Task prompt: The complete set of records should be given again verbatim.

Records to use:
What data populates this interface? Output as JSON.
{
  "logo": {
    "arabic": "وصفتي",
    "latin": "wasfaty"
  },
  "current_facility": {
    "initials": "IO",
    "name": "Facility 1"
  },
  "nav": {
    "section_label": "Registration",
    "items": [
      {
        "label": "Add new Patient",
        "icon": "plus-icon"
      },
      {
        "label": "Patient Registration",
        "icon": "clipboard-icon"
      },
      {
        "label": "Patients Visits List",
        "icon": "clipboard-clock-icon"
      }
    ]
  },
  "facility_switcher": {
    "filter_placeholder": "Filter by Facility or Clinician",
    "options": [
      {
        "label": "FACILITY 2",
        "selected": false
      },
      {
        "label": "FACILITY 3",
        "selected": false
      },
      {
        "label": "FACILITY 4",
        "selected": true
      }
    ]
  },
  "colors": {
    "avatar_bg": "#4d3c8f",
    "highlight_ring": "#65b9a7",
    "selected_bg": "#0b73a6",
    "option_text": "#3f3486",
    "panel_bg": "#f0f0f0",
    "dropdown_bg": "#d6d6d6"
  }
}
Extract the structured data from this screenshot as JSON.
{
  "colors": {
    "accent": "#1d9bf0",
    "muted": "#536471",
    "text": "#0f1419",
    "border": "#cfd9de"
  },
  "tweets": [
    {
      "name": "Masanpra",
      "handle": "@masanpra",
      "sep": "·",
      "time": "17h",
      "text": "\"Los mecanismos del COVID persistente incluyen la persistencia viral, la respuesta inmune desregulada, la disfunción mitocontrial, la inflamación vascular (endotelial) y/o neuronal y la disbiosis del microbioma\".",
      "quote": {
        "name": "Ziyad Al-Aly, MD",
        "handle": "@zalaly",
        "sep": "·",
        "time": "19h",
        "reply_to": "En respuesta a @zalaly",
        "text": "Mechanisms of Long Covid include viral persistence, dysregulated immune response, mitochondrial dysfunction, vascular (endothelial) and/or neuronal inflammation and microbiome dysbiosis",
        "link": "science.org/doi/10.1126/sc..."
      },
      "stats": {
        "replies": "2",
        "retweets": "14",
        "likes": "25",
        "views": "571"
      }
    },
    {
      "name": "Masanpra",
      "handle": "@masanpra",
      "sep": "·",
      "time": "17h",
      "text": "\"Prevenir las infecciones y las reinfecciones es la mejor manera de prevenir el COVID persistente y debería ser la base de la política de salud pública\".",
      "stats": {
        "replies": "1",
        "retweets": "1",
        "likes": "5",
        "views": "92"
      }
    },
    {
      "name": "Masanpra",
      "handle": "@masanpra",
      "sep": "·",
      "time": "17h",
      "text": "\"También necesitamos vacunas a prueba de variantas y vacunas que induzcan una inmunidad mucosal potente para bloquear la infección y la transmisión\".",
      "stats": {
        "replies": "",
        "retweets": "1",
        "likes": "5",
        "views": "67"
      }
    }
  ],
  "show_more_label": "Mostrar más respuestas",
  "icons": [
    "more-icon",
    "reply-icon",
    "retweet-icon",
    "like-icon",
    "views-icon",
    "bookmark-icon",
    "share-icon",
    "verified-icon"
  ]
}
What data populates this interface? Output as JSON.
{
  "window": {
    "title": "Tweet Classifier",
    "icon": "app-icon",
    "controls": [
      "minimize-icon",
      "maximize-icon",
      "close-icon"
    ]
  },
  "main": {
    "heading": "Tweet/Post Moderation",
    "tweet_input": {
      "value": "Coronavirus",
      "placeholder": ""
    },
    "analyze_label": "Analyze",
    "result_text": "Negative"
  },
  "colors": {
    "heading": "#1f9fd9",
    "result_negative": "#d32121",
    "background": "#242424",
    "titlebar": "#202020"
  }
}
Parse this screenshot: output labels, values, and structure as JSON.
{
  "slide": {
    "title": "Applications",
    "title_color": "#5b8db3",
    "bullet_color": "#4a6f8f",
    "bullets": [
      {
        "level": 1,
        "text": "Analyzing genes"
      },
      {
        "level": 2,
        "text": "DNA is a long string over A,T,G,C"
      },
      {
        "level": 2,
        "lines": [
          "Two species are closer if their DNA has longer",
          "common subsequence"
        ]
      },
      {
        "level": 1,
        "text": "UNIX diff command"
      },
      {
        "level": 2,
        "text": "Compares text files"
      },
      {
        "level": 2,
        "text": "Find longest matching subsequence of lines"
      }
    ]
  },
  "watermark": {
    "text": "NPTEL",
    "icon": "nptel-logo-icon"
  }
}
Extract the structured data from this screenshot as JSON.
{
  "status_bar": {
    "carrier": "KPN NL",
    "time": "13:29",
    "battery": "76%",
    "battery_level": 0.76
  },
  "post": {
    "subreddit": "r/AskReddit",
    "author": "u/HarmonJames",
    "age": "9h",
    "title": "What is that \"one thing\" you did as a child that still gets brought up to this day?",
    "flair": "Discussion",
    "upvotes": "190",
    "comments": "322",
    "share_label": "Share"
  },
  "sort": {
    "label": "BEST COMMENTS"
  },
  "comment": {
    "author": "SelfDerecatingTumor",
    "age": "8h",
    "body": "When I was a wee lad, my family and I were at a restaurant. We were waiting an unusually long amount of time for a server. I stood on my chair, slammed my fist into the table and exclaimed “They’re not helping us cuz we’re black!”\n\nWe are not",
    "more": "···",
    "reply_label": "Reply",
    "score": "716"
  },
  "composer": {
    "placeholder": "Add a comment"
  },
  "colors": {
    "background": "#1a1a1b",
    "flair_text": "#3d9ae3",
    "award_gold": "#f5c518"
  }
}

Response to this exercise:
What data populates this interface? Output as JSON.
{
  "logo": {
    "arabic": "وصفتي",
    "latin": "wasfaty"
  },
  "current_facility": {
    "initials": "IO",
    "name": "Facility 1"
  },
  "nav": {
    "section_label": "Registration",
    "items": [
      {
        "label": "Add new Patient",
        "icon": "plus-icon"
      },
      {
        "label": "Patient Registration",
        "icon": "clipboard-icon"
      },
      {
        "label": "Patients Visits List",
        "icon": "clipboard-clock-icon"
      }
    ]
  },
  "facility_switcher": {
    "filter_placeholder": "Filter by Facility or Clinician",
    "options": [
      {
        "label": "FACILITY 2",
        "selected": false
      },
      {
        "label": "FACILITY 3",
        "selected": false
      },
      {
        "label": "FACILITY 4",
        "selected": true
      }
    ]
  },
  "colors": {
    "avatar_bg": "#4d3c8f",
    "highlight_ring": "#65b9a7",
    "selected_bg": "#0b73a6",
    "option_text": "#3f3486",
    "panel_bg": "#f0f0f0",
    "dropdown_bg": "#d6d6d6"
  }
}
Extract the structured data from this screenshot as JSON.
{
  "colors": {
    "accent": "#1d9bf0",
    "muted": "#536471",
    "text": "#0f1419",
    "border": "#cfd9de"
  },
  "tweets": [
    {
      "name": "Masanpra",
      "handle": "@masanpra",
      "sep": "·",
      "time": "17h",
      "text": "\"Los mecanismos del COVID persistente incluyen la persistencia viral, la respuesta inmune desregulada, la disfunción mitocontrial, la inflamación vascular (endotelial) y/o neuronal y la disbiosis del microbioma\".",
      "quote": {
        "name": "Ziyad Al-Aly, MD",
        "handle": "@zalaly",
        "sep": "·",
        "time": "19h",
        "reply_to": "En respuesta a @zalaly",
        "text": "Mechanisms of Long Covid include viral persistence, dysregulated immune response, mitochondrial dysfunction, vascular (endothelial) and/or neuronal inflammation and microbiome dysbiosis",
        "link": "science.org/doi/10.1126/sc..."
      },
      "stats": {
        "replies": "2",
        "retweets": "14",
        "likes": "25",
        "views": "571"
      }
    },
    {
      "name": "Masanpra",
      "handle": "@masanpra",
      "sep": "·",
      "time": "17h",
      "text": "\"Prevenir las infecciones y las reinfecciones es la mejor manera de prevenir el COVID persistente y debería ser la base de la política de salud pública\".",
      "stats": {
        "replies": "1",
        "retweets": "1",
        "likes": "5",
        "views": "92"
      }
    },
    {
      "name": "Masanpra",
      "handle": "@masanpra",
      "sep": "·",
      "time": "17h",
      "text": "\"También necesitamos vacunas a prueba de variantas y vacunas que induzcan una inmunidad mucosal potente para bloquear la infección y la transmisión\".",
      "stats": {
        "replies": "",
        "retweets": "1",
        "likes": "5",
        "views": "67"
      }
    }
  ],
  "show_more_label": "Mostrar más respuestas",
  "icons": [
    "more-icon",
    "reply-icon",
    "retweet-icon",
    "like-icon",
    "views-icon",
    "bookmark-icon",
    "share-icon",
    "verified-icon"
  ]
}
What data populates this interface? Output as JSON.
{
  "window": {
    "title": "Tweet Classifier",
    "icon": "app-icon",
    "controls": [
      "minimize-icon",
      "maximize-icon",
      "close-icon"
    ]
  },
  "main": {
    "heading": "Tweet/Post Moderation",
    "tweet_input": {
      "value": "Coronavirus",
      "placeholder": ""
    },
    "analyze_label": "Analyze",
    "result_text": "Negative"
  },
  "colors": {
    "heading": "#1f9fd9",
    "result_negative": "#d32121",
    "background": "#242424",
    "titlebar": "#202020"
  }
}
Parse this screenshot: output labels, values, and structure as JSON.
{
  "slide": {
    "title": "Applications",
    "title_color": "#5b8db3",
    "bullet_color": "#4a6f8f",
    "bullets": [
      {
        "level": 1,
        "text": "Analyzing genes"
      },
      {
        "level": 2,
        "text": "DNA is a long string over A,T,G,C"
      },
      {
        "level": 2,
        "lines": [
          "Two species are closer if their DNA has longer",
          "common subsequence"
        ]
      },
      {
        "level": 1,
        "text": "UNIX diff command"
      },
      {
        "level": 2,
        "text": "Compares text files"
      },
      {
        "level": 2,
        "text": "Find longest matching subsequence of lines"
      }
    ]
  },
  "watermark": {
    "text": "NPTEL",
    "icon": "nptel-logo-icon"
  }
}
Extract the structured data from this screenshot as JSON.
{
  "status_bar": {
    "carrier": "KPN NL",
    "time": "13:29",
    "battery": "76%",
    "battery_level": 0.76
  },
  "post": {
    "subreddit": "r/AskReddit",
    "author": "u/HarmonJames",
    "age": "9h",
    "title": "What is that \"one thing\" you did as a child that still gets brought up to this day?",
    "flair": "Discussion",
    "upvotes": "190",
    "comments": "322",
    "share_label": "Share"
  },
  "sort": {
    "label": "BEST COMMENTS"
  },
  "comment": {
    "author": "SelfDerecatingTumor",
    "age": "8h",
    "body": "When I was a wee lad, my family and I were at a restaurant. We were waiting an unusually long amount of time for a server. I stood on my chair, slammed my fist into the table and exclaimed “They’re not helping us cuz we’re black!”\n\nWe are not",
    "more": "···",
    "reply_label": "Reply",
    "score": "716"
  },
  "composer": {
    "placeholder": "Add a comment"
  },
  "colors": {
    "background": "#1a1a1b",
    "flair_text": "#3d9ae3",
    "award_gold": "#f5c518"
  }
}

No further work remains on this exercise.